▶ Work instructions
Without the images, write out the whole listing exactly.

▶ Input rows

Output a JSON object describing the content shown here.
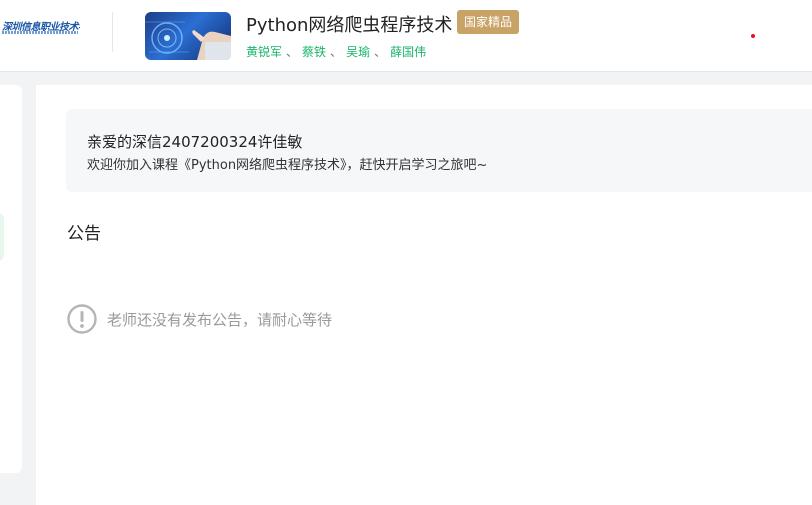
{
  "header": {
    "school_name": "深圳信息职业技术学院",
    "course_title": "Python网络爬虫程序技术",
    "badge": "国家精品",
    "teachers": [
      "黄锐军",
      "蔡铁",
      "吴瑜",
      "薛国伟"
    ],
    "teacher_separator": "、"
  },
  "welcome": {
    "title": "亲爱的深信2407200324许佳敏",
    "text": "欢迎你加入课程《Python网络爬虫程序技术》，赶快开启学习之旅吧~"
  },
  "announcements": {
    "section_title": "公告",
    "empty_text": "老师还没有发布公告，请耐心等待"
  },
  "icons": {
    "empty_state": "exclamation-circle-icon",
    "notification": "red-dot-indicator"
  },
  "colors": {
    "badge_bg": "#c9a266",
    "teacher_link": "#18b56b",
    "notification_dot": "#e3141c",
    "muted_text": "#9a9a9a"
  }
}
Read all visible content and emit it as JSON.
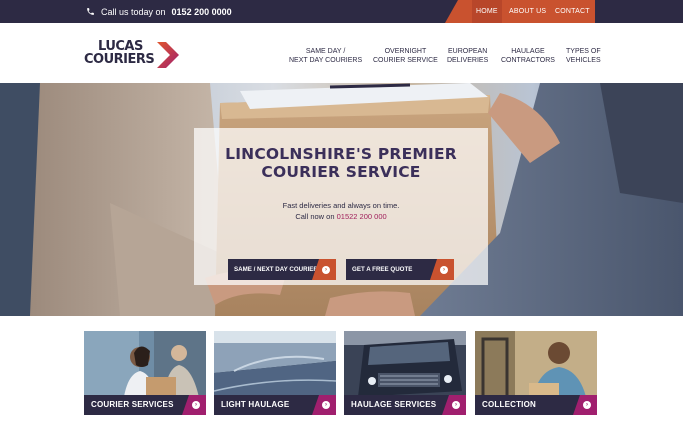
{
  "colors": {
    "navy": "#2d2a44",
    "orange": "#c9522f",
    "magenta": "#a01f6e",
    "phone_accent": "#a01f5a"
  },
  "topbar": {
    "phone_icon": "phone-icon",
    "phone_prefix": "Call us today on",
    "phone_number": "0152 200 0000",
    "nav": [
      {
        "label": "HOME",
        "active": true
      },
      {
        "label": "ABOUT US",
        "active": false
      },
      {
        "label": "CONTACT",
        "active": false
      }
    ]
  },
  "header": {
    "logo_line1": "LUCAS",
    "logo_line2": "COURIERS",
    "nav": [
      {
        "line1": "SAME DAY /",
        "line2": "NEXT DAY COURIERS"
      },
      {
        "line1": "OVERNIGHT",
        "line2": "COURIER SERVICE"
      },
      {
        "line1": "EUROPEAN",
        "line2": "DELIVERIES"
      },
      {
        "line1": "HAULAGE",
        "line2": "CONTRACTORS"
      },
      {
        "line1": "TYPES OF",
        "line2": "VEHICLES"
      }
    ]
  },
  "hero": {
    "title_line1": "LINCOLNSHIRE'S PREMIER",
    "title_line2": "COURIER SERVICE",
    "subtitle": "Fast deliveries and always on time.",
    "call_prefix": "Call now on",
    "call_number": "01522 200 000",
    "cta_primary": "SAME / NEXT DAY COURIER",
    "cta_secondary": "GET A FREE QUOTE",
    "arrow_icon": "chevron-right-icon"
  },
  "services": [
    {
      "label": "COURIER SERVICES"
    },
    {
      "label": "LIGHT HAULAGE"
    },
    {
      "label": "HAULAGE SERVICES"
    },
    {
      "label": "COLLECTION"
    }
  ]
}
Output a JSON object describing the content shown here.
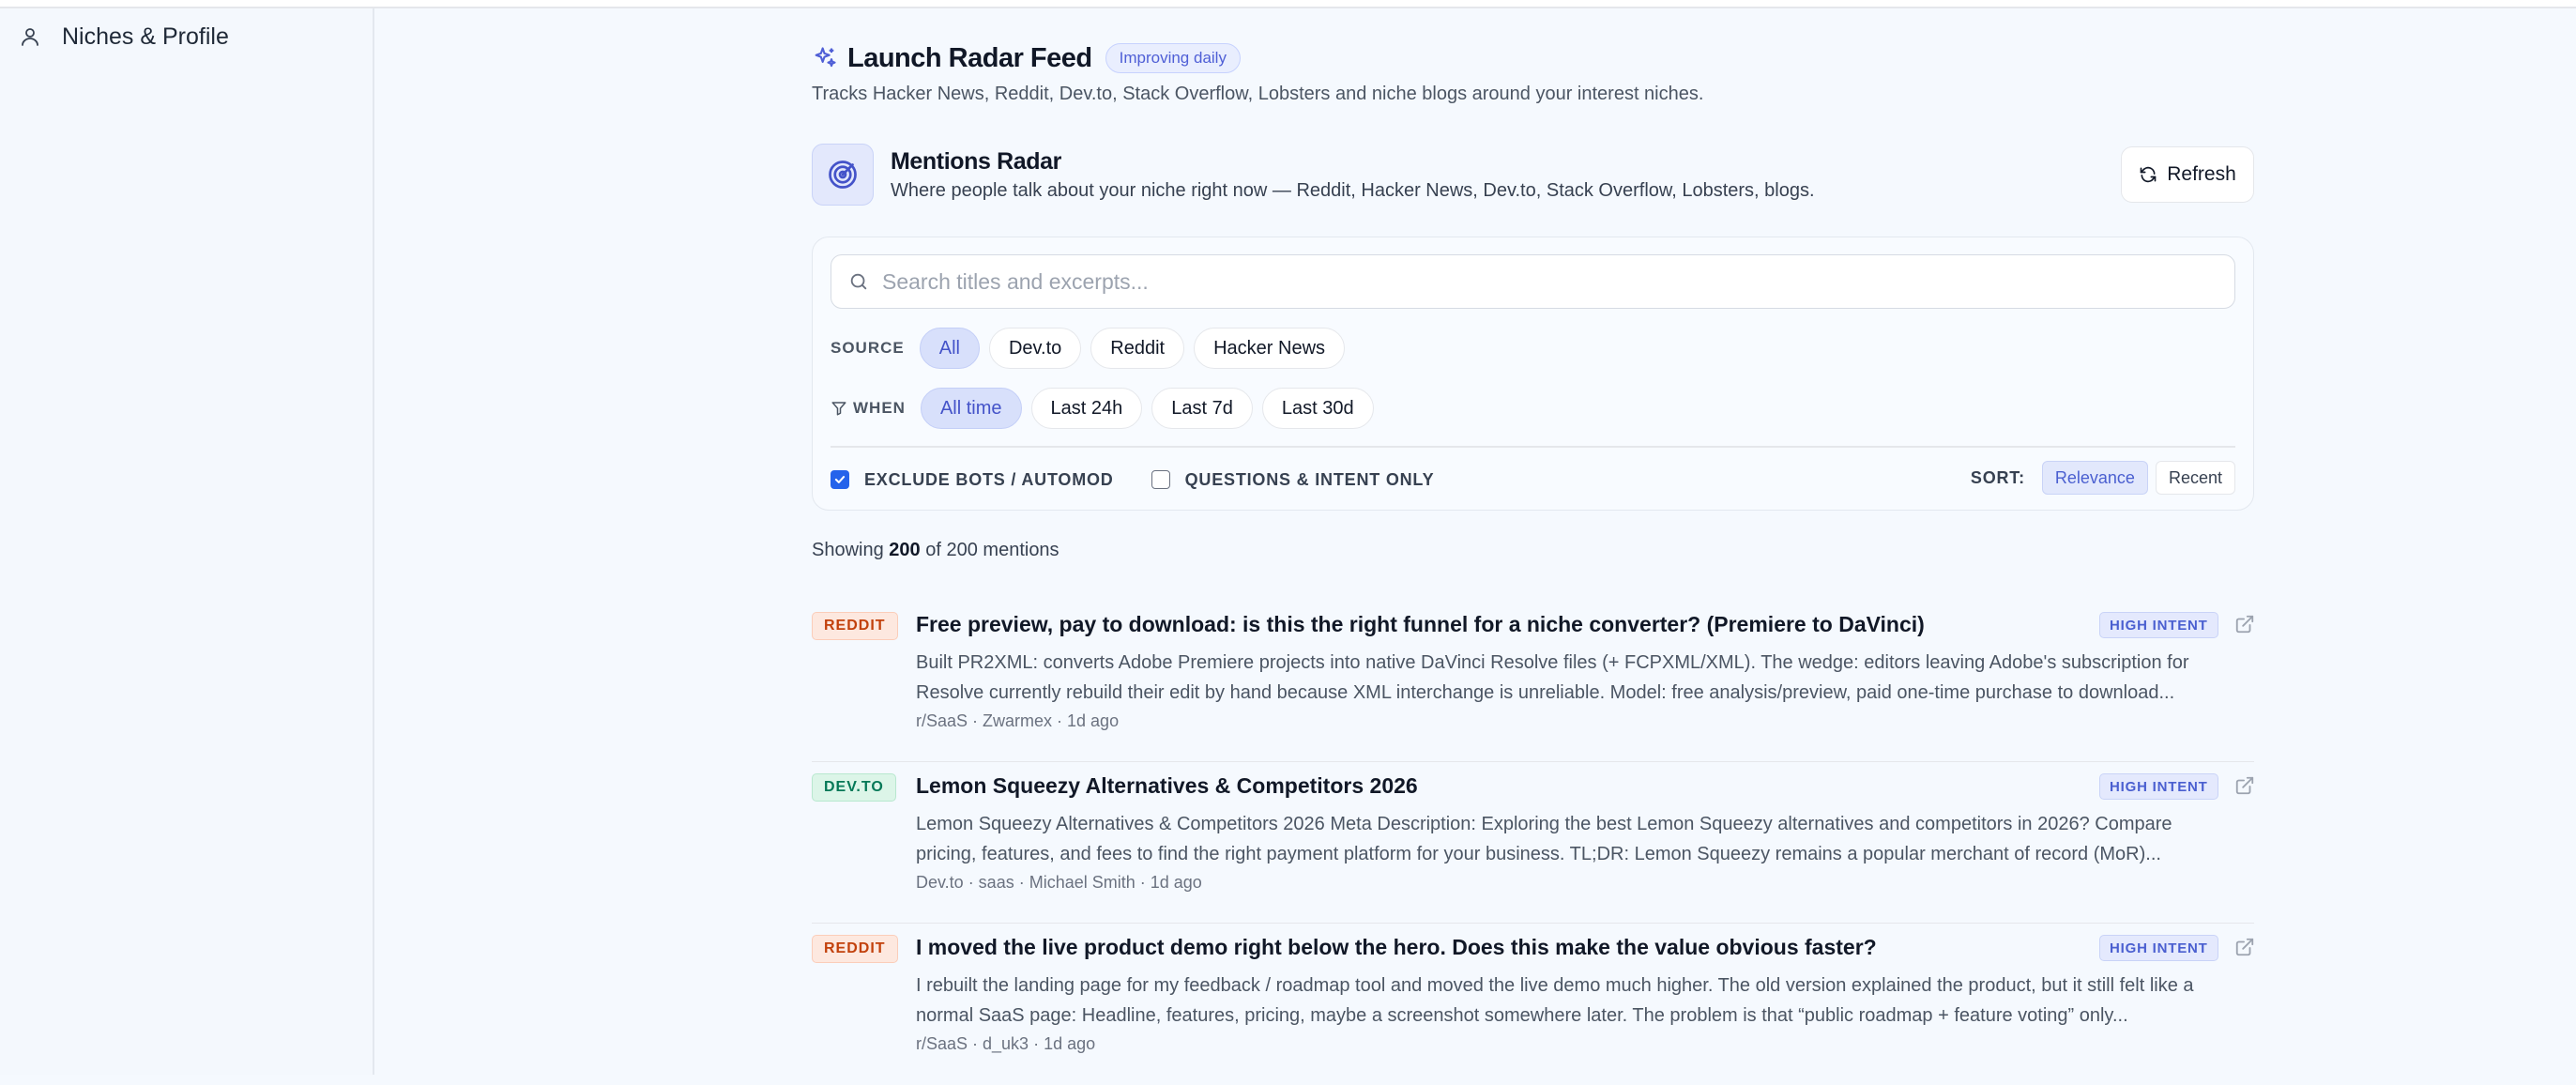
{
  "sidebar": {
    "items": [
      {
        "label": "Niches & Profile",
        "icon": "user-icon"
      }
    ]
  },
  "header": {
    "title": "Launch Radar Feed",
    "badge": "Improving daily",
    "subtitle": "Tracks Hacker News, Reddit, Dev.to, Stack Overflow, Lobsters and niche blogs around your interest niches."
  },
  "radar": {
    "title": "Mentions Radar",
    "description": "Where people talk about your niche right now — Reddit, Hacker News, Dev.to, Stack Overflow, Lobsters, blogs.",
    "refresh_label": "Refresh"
  },
  "filters": {
    "search_placeholder": "Search titles and excerpts...",
    "source_label": "SOURCE",
    "source_options": [
      "All",
      "Dev.to",
      "Reddit",
      "Hacker News"
    ],
    "source_selected": "All",
    "when_label": "WHEN",
    "when_options": [
      "All time",
      "Last 24h",
      "Last 7d",
      "Last 30d"
    ],
    "when_selected": "All time",
    "exclude_bots_label": "EXCLUDE BOTS / AUTOMOD",
    "exclude_bots_checked": true,
    "questions_label": "QUESTIONS & INTENT ONLY",
    "questions_checked": false,
    "sort_label": "SORT:",
    "sort_options": [
      "Relevance",
      "Recent"
    ],
    "sort_selected": "Relevance"
  },
  "results": {
    "prefix": "Showing",
    "shown": "200",
    "middle": "of",
    "total": "200",
    "suffix": "mentions"
  },
  "mentions": [
    {
      "source": "REDDIT",
      "title": "Free preview, pay to download: is this the right funnel for a niche converter? (Premiere to DaVinci)",
      "intent": "HIGH INTENT",
      "excerpt": "Built PR2XML: converts Adobe Premiere projects into native DaVinci Resolve files (+ FCPXML/XML). The wedge: editors leaving Adobe's subscription for Resolve currently rebuild their edit by hand because XML interchange is unreliable. Model: free analysis/preview, paid one-time purchase to download...",
      "meta": "r/SaaS · Zwarmex · 1d ago"
    },
    {
      "source": "DEV.TO",
      "title": "Lemon Squeezy Alternatives & Competitors 2026",
      "intent": "HIGH INTENT",
      "excerpt": "Lemon Squeezy Alternatives & Competitors 2026 Meta Description: Exploring the best Lemon Squeezy alternatives and competitors in 2026? Compare pricing, features, and fees to find the right payment platform for your business. TL;DR: Lemon Squeezy remains a popular merchant of record (MoR)...",
      "meta": "Dev.to · saas · Michael Smith · 1d ago"
    },
    {
      "source": "REDDIT",
      "title": "I moved the live product demo right below the hero. Does this make the value obvious faster?",
      "intent": "HIGH INTENT",
      "excerpt": "I rebuilt the landing page for my feedback / roadmap tool and moved the live demo much higher. The old version explained the product, but it still felt like a normal SaaS page: Headline, features, pricing, maybe a screenshot somewhere later. The problem is that “public roadmap + feature voting” only...",
      "meta": "r/SaaS · d_uk3 · 1d ago"
    }
  ]
}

▶ Exercise answer
Output a JSON object describing the content shown here.
{
  "header": {
    "school_name": "深圳信息职业技术学院",
    "course_title": "Python网络爬虫程序技术",
    "badge": "国家精品",
    "teachers": [
      "黄锐军",
      "蔡铁",
      "吴瑜",
      "薛国伟"
    ],
    "teacher_separator": "、"
  },
  "welcome": {
    "title": "亲爱的深信2407200324许佳敏",
    "text": "欢迎你加入课程《Python网络爬虫程序技术》，赶快开启学习之旅吧~"
  },
  "announcements": {
    "section_title": "公告",
    "empty_text": "老师还没有发布公告，请耐心等待"
  },
  "icons": {
    "empty_state": "exclamation-circle-icon",
    "notification": "red-dot-indicator"
  },
  "colors": {
    "badge_bg": "#c9a266",
    "teacher_link": "#18b56b",
    "notification_dot": "#e3141c",
    "muted_text": "#9a9a9a"
  }
}
Read all visible content and emit it as JSON.
{
  "colors": {
    "navy": "#2d2a44",
    "orange": "#c9522f",
    "magenta": "#a01f6e",
    "phone_accent": "#a01f5a"
  },
  "topbar": {
    "phone_icon": "phone-icon",
    "phone_prefix": "Call us today on",
    "phone_number": "0152 200 0000",
    "nav": [
      {
        "label": "HOME",
        "active": true
      },
      {
        "label": "ABOUT US",
        "active": false
      },
      {
        "label": "CONTACT",
        "active": false
      }
    ]
  },
  "header": {
    "logo_line1": "LUCAS",
    "logo_line2": "COURIERS",
    "nav": [
      {
        "line1": "SAME DAY /",
        "line2": "NEXT DAY COURIERS"
      },
      {
        "line1": "OVERNIGHT",
        "line2": "COURIER SERVICE"
      },
      {
        "line1": "EUROPEAN",
        "line2": "DELIVERIES"
      },
      {
        "line1": "HAULAGE",
        "line2": "CONTRACTORS"
      },
      {
        "line1": "TYPES OF",
        "line2": "VEHICLES"
      }
    ]
  },
  "hero": {
    "title_line1": "LINCOLNSHIRE'S PREMIER",
    "title_line2": "COURIER SERVICE",
    "subtitle": "Fast deliveries and always on time.",
    "call_prefix": "Call now on",
    "call_number": "01522 200 000",
    "cta_primary": "SAME / NEXT DAY COURIER",
    "cta_secondary": "GET A FREE QUOTE",
    "arrow_icon": "chevron-right-icon"
  },
  "services": [
    {
      "label": "COURIER SERVICES"
    },
    {
      "label": "LIGHT HAULAGE"
    },
    {
      "label": "HAULAGE SERVICES"
    },
    {
      "label": "COLLECTION"
    }
  ]
}
Output a JSON object describing the content shown here.
{
  "sidebar": {
    "items": [
      {
        "label": "Niches & Profile",
        "icon": "user-icon"
      }
    ]
  },
  "header": {
    "title": "Launch Radar Feed",
    "badge": "Improving daily",
    "subtitle": "Tracks Hacker News, Reddit, Dev.to, Stack Overflow, Lobsters and niche blogs around your interest niches."
  },
  "radar": {
    "title": "Mentions Radar",
    "description": "Where people talk about your niche right now — Reddit, Hacker News, Dev.to, Stack Overflow, Lobsters, blogs.",
    "refresh_label": "Refresh"
  },
  "filters": {
    "search_placeholder": "Search titles and excerpts...",
    "source_label": "SOURCE",
    "source_options": [
      "All",
      "Dev.to",
      "Reddit",
      "Hacker News"
    ],
    "source_selected": "All",
    "when_label": "WHEN",
    "when_options": [
      "All time",
      "Last 24h",
      "Last 7d",
      "Last 30d"
    ],
    "when_selected": "All time",
    "exclude_bots_label": "EXCLUDE BOTS / AUTOMOD",
    "exclude_bots_checked": true,
    "questions_label": "QUESTIONS & INTENT ONLY",
    "questions_checked": false,
    "sort_label": "SORT:",
    "sort_options": [
      "Relevance",
      "Recent"
    ],
    "sort_selected": "Relevance"
  },
  "results": {
    "prefix": "Showing",
    "shown": "200",
    "middle": "of",
    "total": "200",
    "suffix": "mentions"
  },
  "mentions": [
    {
      "source": "REDDIT",
      "title": "Free preview, pay to download: is this the right funnel for a niche converter? (Premiere to DaVinci)",
      "intent": "HIGH INTENT",
      "excerpt": "Built PR2XML: converts Adobe Premiere projects into native DaVinci Resolve files (+ FCPXML/XML). The wedge: editors leaving Adobe's subscription for Resolve currently rebuild their edit by hand because XML interchange is unreliable. Model: free analysis/preview, paid one-time purchase to download...",
      "meta": "r/SaaS · Zwarmex · 1d ago"
    },
    {
      "source": "DEV.TO",
      "title": "Lemon Squeezy Alternatives & Competitors 2026",
      "intent": "HIGH INTENT",
      "excerpt": "Lemon Squeezy Alternatives & Competitors 2026 Meta Description: Exploring the best Lemon Squeezy alternatives and competitors in 2026? Compare pricing, features, and fees to find the right payment platform for your business. TL;DR: Lemon Squeezy remains a popular merchant of record (MoR)...",
      "meta": "Dev.to · saas · Michael Smith · 1d ago"
    },
    {
      "source": "REDDIT",
      "title": "I moved the live product demo right below the hero. Does this make the value obvious faster?",
      "intent": "HIGH INTENT",
      "excerpt": "I rebuilt the landing page for my feedback / roadmap tool and moved the live demo much higher. The old version explained the product, but it still felt like a normal SaaS page: Headline, features, pricing, maybe a screenshot somewhere later. The problem is that “public roadmap + feature voting” only...",
      "meta": "r/SaaS · d_uk3 · 1d ago"
    }
  ]
}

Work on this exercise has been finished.